-- START OF LISTING --

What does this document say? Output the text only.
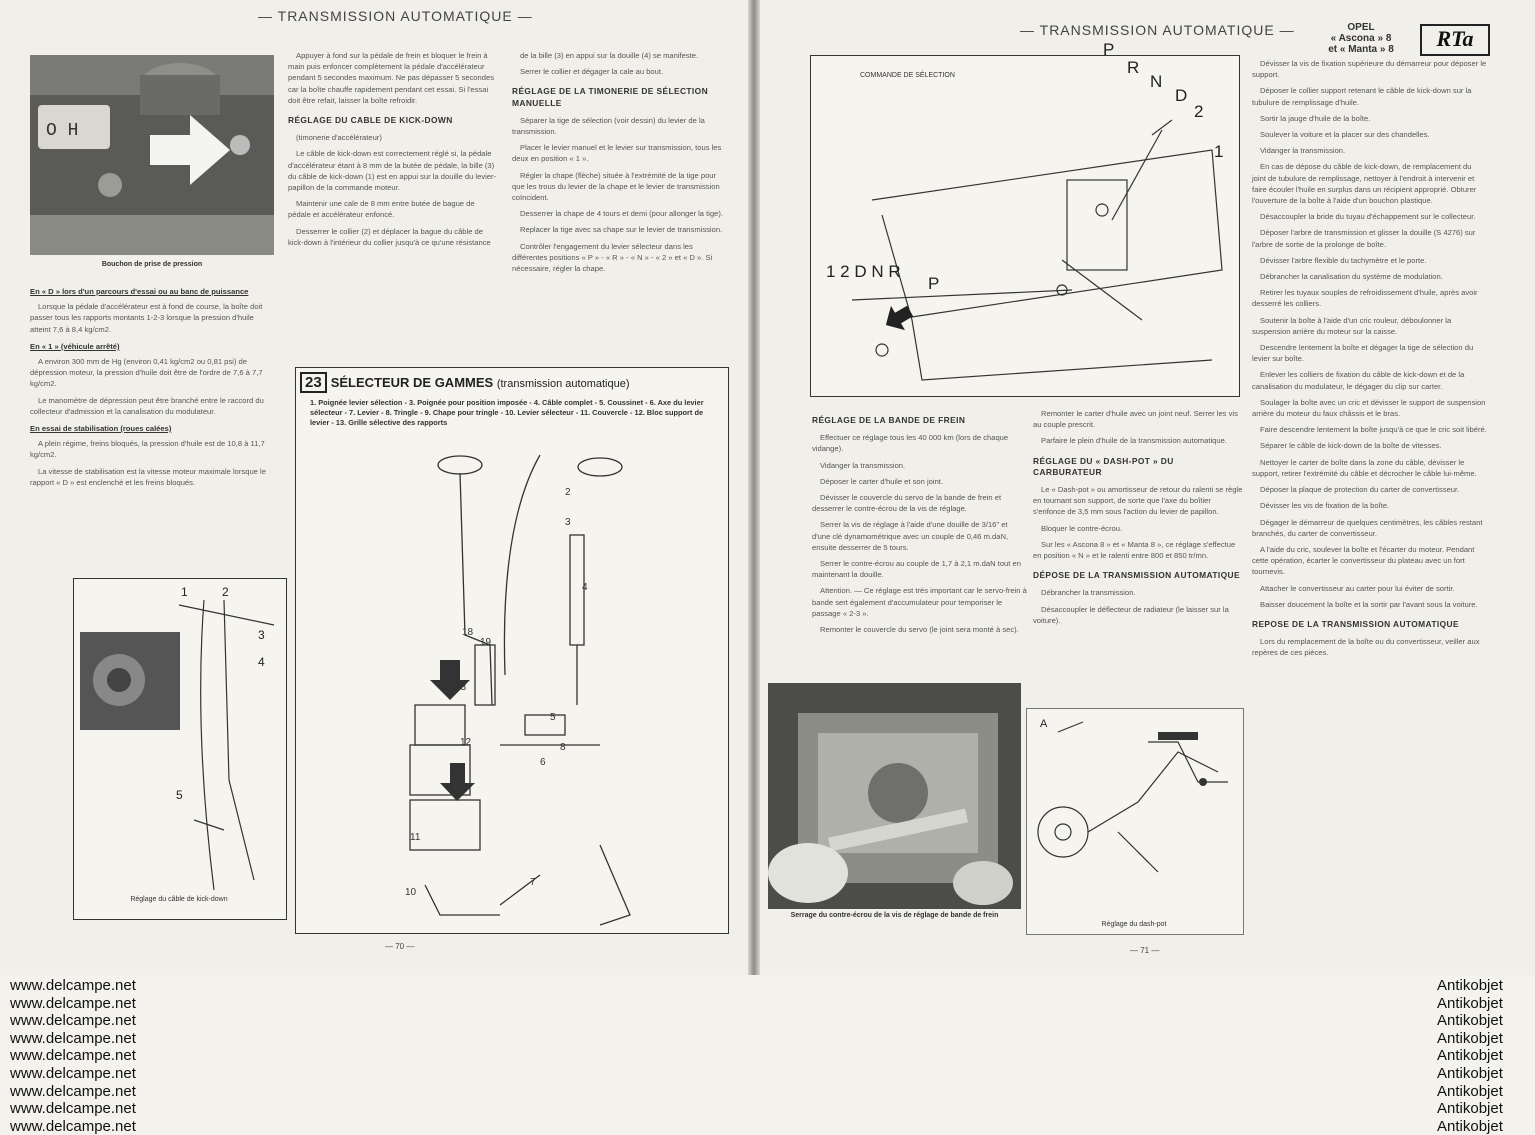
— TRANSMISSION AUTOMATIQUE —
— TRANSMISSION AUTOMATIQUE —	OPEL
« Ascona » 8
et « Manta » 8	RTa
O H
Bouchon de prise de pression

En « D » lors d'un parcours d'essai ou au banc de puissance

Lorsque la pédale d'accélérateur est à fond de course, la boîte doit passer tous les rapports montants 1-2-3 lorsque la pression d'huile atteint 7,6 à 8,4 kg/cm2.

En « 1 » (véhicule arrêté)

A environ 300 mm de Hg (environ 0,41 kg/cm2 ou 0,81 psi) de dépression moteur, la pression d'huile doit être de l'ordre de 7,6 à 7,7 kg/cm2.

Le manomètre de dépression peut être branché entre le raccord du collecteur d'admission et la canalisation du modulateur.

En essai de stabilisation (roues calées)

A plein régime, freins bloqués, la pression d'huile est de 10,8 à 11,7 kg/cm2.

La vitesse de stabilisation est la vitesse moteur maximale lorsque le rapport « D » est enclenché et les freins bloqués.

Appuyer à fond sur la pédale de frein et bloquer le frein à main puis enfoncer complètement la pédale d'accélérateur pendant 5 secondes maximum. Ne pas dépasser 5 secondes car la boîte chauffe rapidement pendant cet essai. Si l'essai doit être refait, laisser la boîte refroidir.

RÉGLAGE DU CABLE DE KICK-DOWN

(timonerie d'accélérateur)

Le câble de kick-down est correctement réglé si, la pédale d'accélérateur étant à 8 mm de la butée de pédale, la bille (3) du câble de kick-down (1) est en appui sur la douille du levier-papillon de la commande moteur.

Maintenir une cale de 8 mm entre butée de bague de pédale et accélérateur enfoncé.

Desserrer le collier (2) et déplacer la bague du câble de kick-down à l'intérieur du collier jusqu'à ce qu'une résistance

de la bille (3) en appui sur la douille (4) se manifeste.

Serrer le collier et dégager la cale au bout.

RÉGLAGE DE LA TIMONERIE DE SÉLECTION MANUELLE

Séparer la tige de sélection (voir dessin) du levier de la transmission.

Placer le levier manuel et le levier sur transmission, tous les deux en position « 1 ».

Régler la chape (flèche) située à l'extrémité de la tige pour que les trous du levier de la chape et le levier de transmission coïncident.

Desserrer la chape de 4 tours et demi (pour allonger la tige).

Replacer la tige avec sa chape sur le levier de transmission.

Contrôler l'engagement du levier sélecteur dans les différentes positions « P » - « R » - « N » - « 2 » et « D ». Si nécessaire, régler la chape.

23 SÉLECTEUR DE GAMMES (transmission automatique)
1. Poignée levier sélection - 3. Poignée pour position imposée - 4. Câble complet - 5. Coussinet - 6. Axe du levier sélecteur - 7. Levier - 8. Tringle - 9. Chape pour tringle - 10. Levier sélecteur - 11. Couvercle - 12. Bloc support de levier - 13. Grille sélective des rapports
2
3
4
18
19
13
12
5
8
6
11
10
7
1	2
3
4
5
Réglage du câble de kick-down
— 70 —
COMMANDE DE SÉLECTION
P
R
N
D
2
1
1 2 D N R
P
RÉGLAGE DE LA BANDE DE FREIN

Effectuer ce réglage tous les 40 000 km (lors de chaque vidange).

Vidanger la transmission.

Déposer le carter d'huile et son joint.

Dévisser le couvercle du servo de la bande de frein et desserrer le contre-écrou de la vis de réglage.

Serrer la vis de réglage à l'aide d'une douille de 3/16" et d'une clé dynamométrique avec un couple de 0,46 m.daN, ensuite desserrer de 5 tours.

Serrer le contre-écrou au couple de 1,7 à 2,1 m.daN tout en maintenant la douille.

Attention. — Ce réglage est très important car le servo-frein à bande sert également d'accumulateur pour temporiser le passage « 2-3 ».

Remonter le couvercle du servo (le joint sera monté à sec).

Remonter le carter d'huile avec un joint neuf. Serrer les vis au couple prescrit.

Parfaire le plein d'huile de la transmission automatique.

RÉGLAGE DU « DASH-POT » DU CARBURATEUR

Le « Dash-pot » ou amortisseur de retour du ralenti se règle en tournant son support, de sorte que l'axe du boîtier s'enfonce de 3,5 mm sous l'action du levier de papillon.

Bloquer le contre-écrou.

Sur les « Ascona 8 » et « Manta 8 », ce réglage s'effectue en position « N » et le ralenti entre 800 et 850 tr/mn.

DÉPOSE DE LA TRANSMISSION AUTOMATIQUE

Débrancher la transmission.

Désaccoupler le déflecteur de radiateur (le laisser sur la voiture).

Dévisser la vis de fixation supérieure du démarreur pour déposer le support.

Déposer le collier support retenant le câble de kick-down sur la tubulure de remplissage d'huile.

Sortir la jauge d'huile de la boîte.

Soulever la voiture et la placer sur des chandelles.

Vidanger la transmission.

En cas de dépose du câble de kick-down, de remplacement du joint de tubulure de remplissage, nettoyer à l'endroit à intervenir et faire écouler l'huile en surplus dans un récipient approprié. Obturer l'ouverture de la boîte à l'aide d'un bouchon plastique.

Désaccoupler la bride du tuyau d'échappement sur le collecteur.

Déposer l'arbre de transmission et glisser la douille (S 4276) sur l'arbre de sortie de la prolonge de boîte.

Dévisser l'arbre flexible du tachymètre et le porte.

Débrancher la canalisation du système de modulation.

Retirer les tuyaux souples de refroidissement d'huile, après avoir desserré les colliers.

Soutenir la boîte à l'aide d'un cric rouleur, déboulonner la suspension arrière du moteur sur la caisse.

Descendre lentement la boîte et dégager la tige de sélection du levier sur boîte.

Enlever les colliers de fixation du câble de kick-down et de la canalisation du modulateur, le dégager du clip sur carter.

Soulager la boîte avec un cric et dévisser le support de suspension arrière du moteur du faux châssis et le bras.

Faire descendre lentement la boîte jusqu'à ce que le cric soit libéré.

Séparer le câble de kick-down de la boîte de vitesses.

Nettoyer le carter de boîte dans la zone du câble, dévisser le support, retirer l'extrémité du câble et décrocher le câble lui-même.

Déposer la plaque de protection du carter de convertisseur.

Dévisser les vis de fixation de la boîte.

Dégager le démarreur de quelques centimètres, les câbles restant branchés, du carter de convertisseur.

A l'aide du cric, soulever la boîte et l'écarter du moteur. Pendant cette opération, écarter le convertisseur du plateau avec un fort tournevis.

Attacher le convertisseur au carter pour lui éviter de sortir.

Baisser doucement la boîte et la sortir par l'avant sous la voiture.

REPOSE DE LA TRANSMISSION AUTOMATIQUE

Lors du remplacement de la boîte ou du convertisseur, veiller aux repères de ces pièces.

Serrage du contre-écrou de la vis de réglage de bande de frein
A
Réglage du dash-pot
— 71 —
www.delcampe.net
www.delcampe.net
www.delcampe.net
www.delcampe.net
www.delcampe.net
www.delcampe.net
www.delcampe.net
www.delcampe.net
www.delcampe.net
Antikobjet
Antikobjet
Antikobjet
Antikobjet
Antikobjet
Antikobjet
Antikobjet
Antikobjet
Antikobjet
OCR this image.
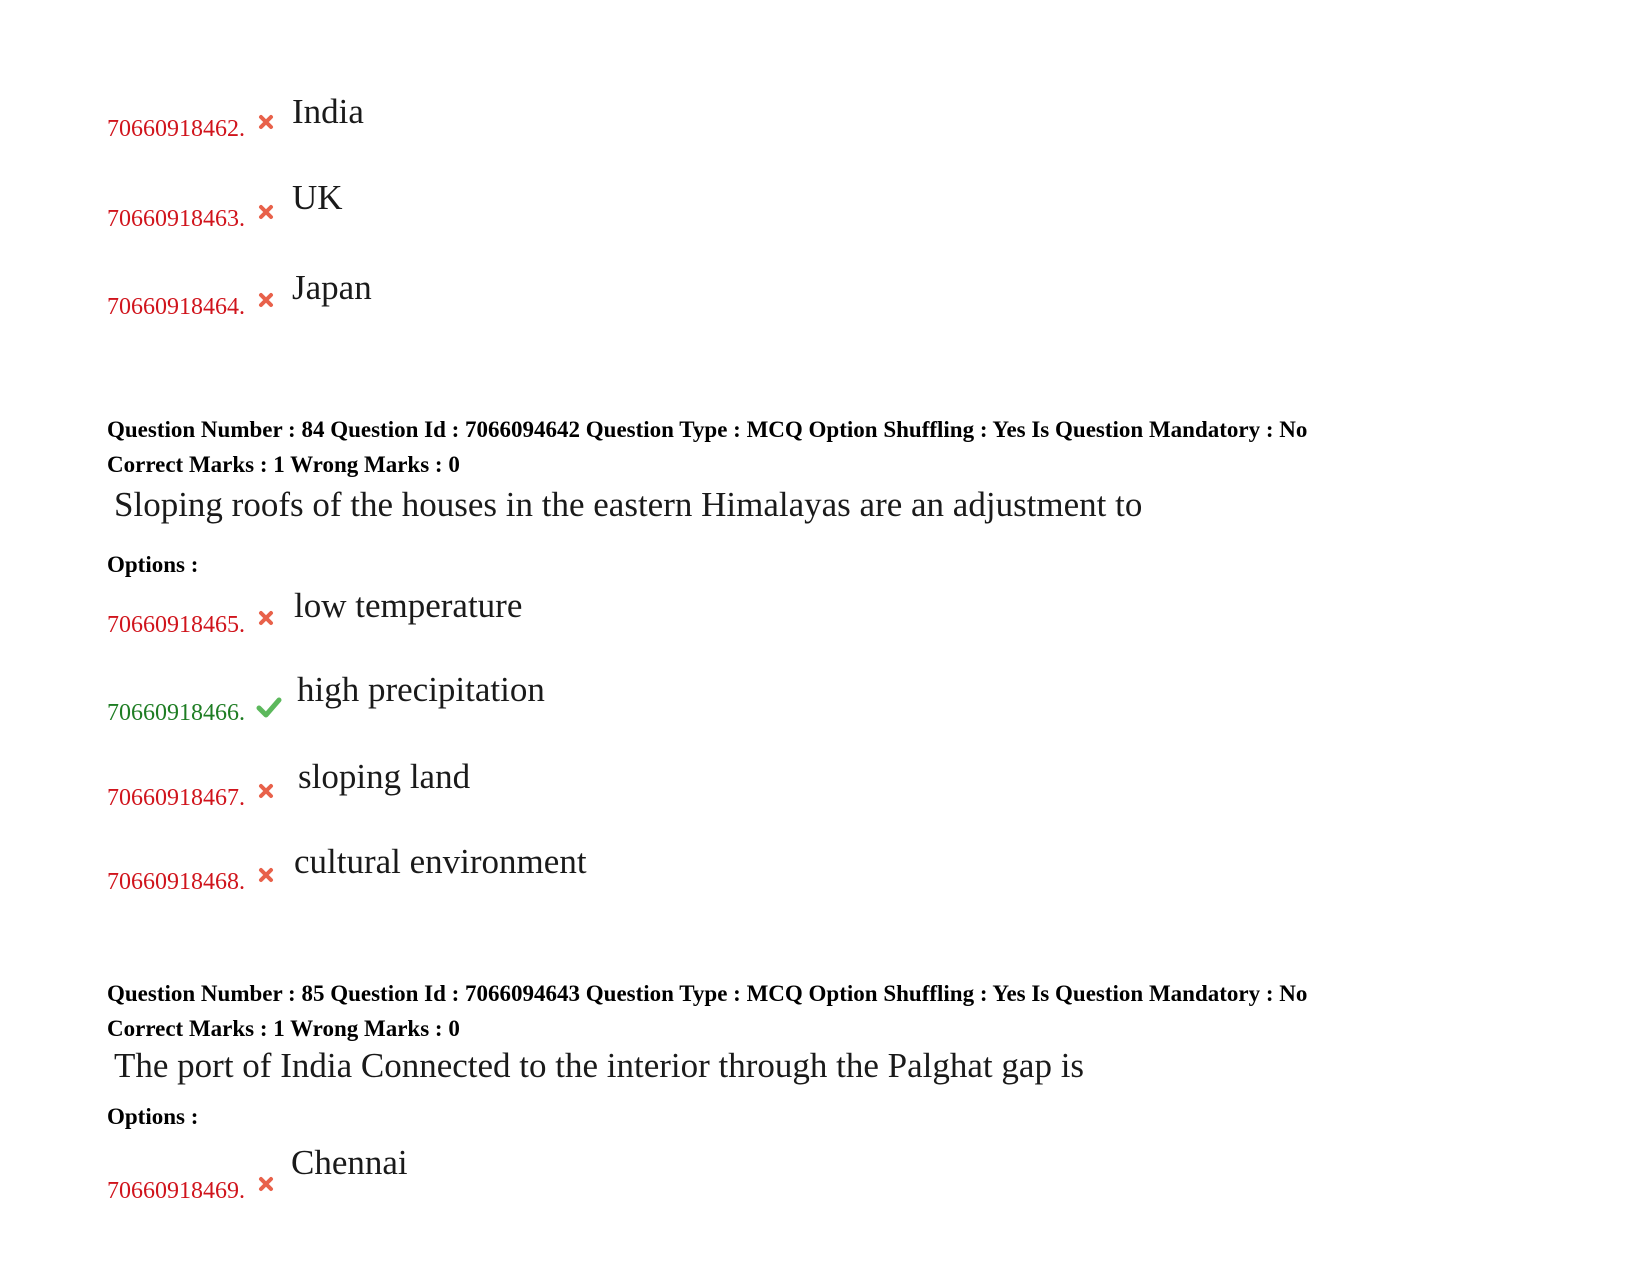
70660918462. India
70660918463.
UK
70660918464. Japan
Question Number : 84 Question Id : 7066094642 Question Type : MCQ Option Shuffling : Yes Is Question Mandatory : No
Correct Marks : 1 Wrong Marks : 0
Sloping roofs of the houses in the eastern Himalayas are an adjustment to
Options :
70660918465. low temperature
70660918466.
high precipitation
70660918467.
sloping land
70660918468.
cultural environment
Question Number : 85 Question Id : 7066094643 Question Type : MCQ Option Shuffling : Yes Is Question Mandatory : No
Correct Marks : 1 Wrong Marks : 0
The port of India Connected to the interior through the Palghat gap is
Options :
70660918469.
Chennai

-- END OF LISTING --

PROBLEM STATEMENT →
Print each line of the material above exactly, with the pictures removed from your copy.

TASK SOLUTION →
What does this document say? Output the text only.
— TRANSMISSION AUTOMATIQUE —
— TRANSMISSION AUTOMATIQUE —	OPEL
« Ascona » 8
et « Manta » 8	RTa
O H
Bouchon de prise de pression

En « D » lors d'un parcours d'essai ou au banc de puissance

Lorsque la pédale d'accélérateur est à fond de course, la boîte doit passer tous les rapports montants 1-2-3 lorsque la pression d'huile atteint 7,6 à 8,4 kg/cm2.

En « 1 » (véhicule arrêté)

A environ 300 mm de Hg (environ 0,41 kg/cm2 ou 0,81 psi) de dépression moteur, la pression d'huile doit être de l'ordre de 7,6 à 7,7 kg/cm2.

Le manomètre de dépression peut être branché entre le raccord du collecteur d'admission et la canalisation du modulateur.

En essai de stabilisation (roues calées)

A plein régime, freins bloqués, la pression d'huile est de 10,8 à 11,7 kg/cm2.

La vitesse de stabilisation est la vitesse moteur maximale lorsque le rapport « D » est enclenché et les freins bloqués.

Appuyer à fond sur la pédale de frein et bloquer le frein à main puis enfoncer complètement la pédale d'accélérateur pendant 5 secondes maximum. Ne pas dépasser 5 secondes car la boîte chauffe rapidement pendant cet essai. Si l'essai doit être refait, laisser la boîte refroidir.

RÉGLAGE DU CABLE DE KICK-DOWN

(timonerie d'accélérateur)

Le câble de kick-down est correctement réglé si, la pédale d'accélérateur étant à 8 mm de la butée de pédale, la bille (3) du câble de kick-down (1) est en appui sur la douille du levier-papillon de la commande moteur.

Maintenir une cale de 8 mm entre butée de bague de pédale et accélérateur enfoncé.

Desserrer le collier (2) et déplacer la bague du câble de kick-down à l'intérieur du collier jusqu'à ce qu'une résistance

de la bille (3) en appui sur la douille (4) se manifeste.

Serrer le collier et dégager la cale au bout.

RÉGLAGE DE LA TIMONERIE DE SÉLECTION MANUELLE

Séparer la tige de sélection (voir dessin) du levier de la transmission.

Placer le levier manuel et le levier sur transmission, tous les deux en position « 1 ».

Régler la chape (flèche) située à l'extrémité de la tige pour que les trous du levier de la chape et le levier de transmission coïncident.

Desserrer la chape de 4 tours et demi (pour allonger la tige).

Replacer la tige avec sa chape sur le levier de transmission.

Contrôler l'engagement du levier sélecteur dans les différentes positions « P » - « R » - « N » - « 2 » et « D ». Si nécessaire, régler la chape.

23 SÉLECTEUR DE GAMMES (transmission automatique)
1. Poignée levier sélection - 3. Poignée pour position imposée - 4. Câble complet - 5. Coussinet - 6. Axe du levier sélecteur - 7. Levier - 8. Tringle - 9. Chape pour tringle - 10. Levier sélecteur - 11. Couvercle - 12. Bloc support de levier - 13. Grille sélective des rapports
2
3
4
18
19
13
12
5
8
6
11
10
7
1	2
3
4
5
Réglage du câble de kick-down
— 70 —
COMMANDE DE SÉLECTION
P
R
N
D
2
1
1 2 D N R
P
RÉGLAGE DE LA BANDE DE FREIN

Effectuer ce réglage tous les 40 000 km (lors de chaque vidange).

Vidanger la transmission.

Déposer le carter d'huile et son joint.

Dévisser le couvercle du servo de la bande de frein et desserrer le contre-écrou de la vis de réglage.

Serrer la vis de réglage à l'aide d'une douille de 3/16" et d'une clé dynamométrique avec un couple de 0,46 m.daN, ensuite desserrer de 5 tours.

Serrer le contre-écrou au couple de 1,7 à 2,1 m.daN tout en maintenant la douille.

Attention. — Ce réglage est très important car le servo-frein à bande sert également d'accumulateur pour temporiser le passage « 2-3 ».

Remonter le couvercle du servo (le joint sera monté à sec).

Remonter le carter d'huile avec un joint neuf. Serrer les vis au couple prescrit.

Parfaire le plein d'huile de la transmission automatique.

RÉGLAGE DU « DASH-POT » DU CARBURATEUR

Le « Dash-pot » ou amortisseur de retour du ralenti se règle en tournant son support, de sorte que l'axe du boîtier s'enfonce de 3,5 mm sous l'action du levier de papillon.

Bloquer le contre-écrou.

Sur les « Ascona 8 » et « Manta 8 », ce réglage s'effectue en position « N » et le ralenti entre 800 et 850 tr/mn.

DÉPOSE DE LA TRANSMISSION AUTOMATIQUE

Débrancher la transmission.

Désaccoupler le déflecteur de radiateur (le laisser sur la voiture).

Dévisser la vis de fixation supérieure du démarreur pour déposer le support.

Déposer le collier support retenant le câble de kick-down sur la tubulure de remplissage d'huile.

Sortir la jauge d'huile de la boîte.

Soulever la voiture et la placer sur des chandelles.

Vidanger la transmission.

En cas de dépose du câble de kick-down, de remplacement du joint de tubulure de remplissage, nettoyer à l'endroit à intervenir et faire écouler l'huile en surplus dans un récipient approprié. Obturer l'ouverture de la boîte à l'aide d'un bouchon plastique.

Désaccoupler la bride du tuyau d'échappement sur le collecteur.

Déposer l'arbre de transmission et glisser la douille (S 4276) sur l'arbre de sortie de la prolonge de boîte.

Dévisser l'arbre flexible du tachymètre et le porte.

Débrancher la canalisation du système de modulation.

Retirer les tuyaux souples de refroidissement d'huile, après avoir desserré les colliers.

Soutenir la boîte à l'aide d'un cric rouleur, déboulonner la suspension arrière du moteur sur la caisse.

Descendre lentement la boîte et dégager la tige de sélection du levier sur boîte.

Enlever les colliers de fixation du câble de kick-down et de la canalisation du modulateur, le dégager du clip sur carter.

Soulager la boîte avec un cric et dévisser le support de suspension arrière du moteur du faux châssis et le bras.

Faire descendre lentement la boîte jusqu'à ce que le cric soit libéré.

Séparer le câble de kick-down de la boîte de vitesses.

Nettoyer le carter de boîte dans la zone du câble, dévisser le support, retirer l'extrémité du câble et décrocher le câble lui-même.

Déposer la plaque de protection du carter de convertisseur.

Dévisser les vis de fixation de la boîte.

Dégager le démarreur de quelques centimètres, les câbles restant branchés, du carter de convertisseur.

A l'aide du cric, soulever la boîte et l'écarter du moteur. Pendant cette opération, écarter le convertisseur du plateau avec un fort tournevis.

Attacher le convertisseur au carter pour lui éviter de sortir.

Baisser doucement la boîte et la sortir par l'avant sous la voiture.

REPOSE DE LA TRANSMISSION AUTOMATIQUE

Lors du remplacement de la boîte ou du convertisseur, veiller aux repères de ces pièces.

Serrage du contre-écrou de la vis de réglage de bande de frein
A
Réglage du dash-pot
— 71 —
www.delcampe.net
www.delcampe.net
www.delcampe.net
www.delcampe.net
www.delcampe.net
www.delcampe.net
www.delcampe.net
www.delcampe.net
www.delcampe.net
Antikobjet
Antikobjet
Antikobjet
Antikobjet
Antikobjet
Antikobjet
Antikobjet
Antikobjet
Antikobjet
OCR this image.
70660918462. India
70660918463.
UK
70660918464. Japan
Question Number : 84 Question Id : 7066094642 Question Type : MCQ Option Shuffling : Yes Is Question Mandatory : No
Correct Marks : 1 Wrong Marks : 0
Sloping roofs of the houses in the eastern Himalayas are an adjustment to
Options :
70660918465. low temperature
70660918466.
high precipitation
70660918467.
sloping land
70660918468.
cultural environment
Question Number : 85 Question Id : 7066094643 Question Type : MCQ Option Shuffling : Yes Is Question Mandatory : No
Correct Marks : 1 Wrong Marks : 0
The port of India Connected to the interior through the Palghat gap is
Options :
70660918469.
Chennai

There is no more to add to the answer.